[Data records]
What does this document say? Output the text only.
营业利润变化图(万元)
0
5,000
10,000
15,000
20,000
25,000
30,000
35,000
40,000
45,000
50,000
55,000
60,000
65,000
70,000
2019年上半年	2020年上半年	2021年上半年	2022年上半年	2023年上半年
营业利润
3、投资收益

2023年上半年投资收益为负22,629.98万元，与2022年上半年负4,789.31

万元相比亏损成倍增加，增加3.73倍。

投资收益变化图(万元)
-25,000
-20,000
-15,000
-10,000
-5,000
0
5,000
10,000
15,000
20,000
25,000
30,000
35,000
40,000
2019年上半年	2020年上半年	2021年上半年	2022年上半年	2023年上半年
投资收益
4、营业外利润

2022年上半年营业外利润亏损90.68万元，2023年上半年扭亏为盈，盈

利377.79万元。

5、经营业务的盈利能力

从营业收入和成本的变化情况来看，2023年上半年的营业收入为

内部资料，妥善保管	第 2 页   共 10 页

## [Exercise objective]
Working from the material above, retype it in its entirety without change.

## [Output of the exercise]
What does this document say? Output the text only.
营业利润变化图(万元)
0
5,000
10,000
15,000
20,000
25,000
30,000
35,000
40,000
45,000
50,000
55,000
60,000
65,000
70,000
2019年上半年	2020年上半年	2021年上半年	2022年上半年	2023年上半年
营业利润
3、投资收益

2023年上半年投资收益为负22,629.98万元，与2022年上半年负4,789.31

万元相比亏损成倍增加，增加3.73倍。

投资收益变化图(万元)
-25,000
-20,000
-15,000
-10,000
-5,000
0
5,000
10,000
15,000
20,000
25,000
30,000
35,000
40,000
2019年上半年	2020年上半年	2021年上半年	2022年上半年	2023年上半年
投资收益
4、营业外利润

2022年上半年营业外利润亏损90.68万元，2023年上半年扭亏为盈，盈

利377.79万元。

5、经营业务的盈利能力

从营业收入和成本的变化情况来看，2023年上半年的营业收入为

内部资料，妥善保管	第 2 页   共 10 页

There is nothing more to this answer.